**The data:**
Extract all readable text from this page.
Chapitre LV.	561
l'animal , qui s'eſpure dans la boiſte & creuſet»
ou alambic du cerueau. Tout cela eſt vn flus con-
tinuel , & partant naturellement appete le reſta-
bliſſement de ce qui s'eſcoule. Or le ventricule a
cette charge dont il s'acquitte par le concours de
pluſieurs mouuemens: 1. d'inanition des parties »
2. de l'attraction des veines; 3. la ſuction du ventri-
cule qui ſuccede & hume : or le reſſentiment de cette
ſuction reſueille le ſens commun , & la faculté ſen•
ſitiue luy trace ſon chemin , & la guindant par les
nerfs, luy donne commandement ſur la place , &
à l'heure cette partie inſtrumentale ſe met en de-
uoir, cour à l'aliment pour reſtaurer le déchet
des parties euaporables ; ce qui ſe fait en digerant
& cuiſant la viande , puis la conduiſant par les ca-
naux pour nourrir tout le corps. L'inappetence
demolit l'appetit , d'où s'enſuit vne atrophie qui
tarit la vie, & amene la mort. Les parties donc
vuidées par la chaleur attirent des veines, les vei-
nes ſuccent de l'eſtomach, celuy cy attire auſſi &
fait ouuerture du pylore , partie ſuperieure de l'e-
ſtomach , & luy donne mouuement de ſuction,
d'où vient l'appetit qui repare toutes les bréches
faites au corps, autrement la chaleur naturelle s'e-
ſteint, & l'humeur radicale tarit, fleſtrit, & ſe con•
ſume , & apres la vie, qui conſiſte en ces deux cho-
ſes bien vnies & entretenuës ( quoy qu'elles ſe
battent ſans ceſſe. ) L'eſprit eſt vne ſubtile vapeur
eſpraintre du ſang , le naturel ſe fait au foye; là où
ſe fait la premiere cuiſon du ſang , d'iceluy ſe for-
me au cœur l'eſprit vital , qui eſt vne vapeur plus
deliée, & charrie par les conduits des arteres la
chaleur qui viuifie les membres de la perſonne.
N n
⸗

**Directions for this task:**
Write the data from above out again, exactly.

**Reply to the exercise:**
Extract all readable text from this page.
Chapitre LV.	561
l'animal , qui s'eſpure dans la boiſte & creuſet»
ou alambic du cerueau. Tout cela eſt vn flus con-
tinuel , & partant naturellement appete le reſta-
bliſſement de ce qui s'eſcoule. Or le ventricule a
cette charge dont il s'acquitte par le concours de
pluſieurs mouuemens: 1. d'inanition des parties »
2. de l'attraction des veines; 3. la ſuction du ventri-
cule qui ſuccede & hume : or le reſſentiment de cette
ſuction reſueille le ſens commun , & la faculté ſen•
ſitiue luy trace ſon chemin , & la guindant par les
nerfs, luy donne commandement ſur la place , &
à l'heure cette partie inſtrumentale ſe met en de-
uoir, cour à l'aliment pour reſtaurer le déchet
des parties euaporables ; ce qui ſe fait en digerant
& cuiſant la viande , puis la conduiſant par les ca-
naux pour nourrir tout le corps. L'inappetence
demolit l'appetit , d'où s'enſuit vne atrophie qui
tarit la vie, & amene la mort. Les parties donc
vuidées par la chaleur attirent des veines, les vei-
nes ſuccent de l'eſtomach, celuy cy attire auſſi &
fait ouuerture du pylore , partie ſuperieure de l'e-
ſtomach , & luy donne mouuement de ſuction,
d'où vient l'appetit qui repare toutes les bréches
faites au corps, autrement la chaleur naturelle s'e-
ſteint, & l'humeur radicale tarit, fleſtrit, & ſe con•
ſume , & apres la vie, qui conſiſte en ces deux cho-
ſes bien vnies & entretenuës ( quoy qu'elles ſe
battent ſans ceſſe. ) L'eſprit eſt vne ſubtile vapeur
eſpraintre du ſang , le naturel ſe fait au foye; là où
ſe fait la premiere cuiſon du ſang , d'iceluy ſe for-
me au cœur l'eſprit vital , qui eſt vne vapeur plus
deliée, & charrie par les conduits des arteres la
chaleur qui viuifie les membres de la perſonne.
N n
⸗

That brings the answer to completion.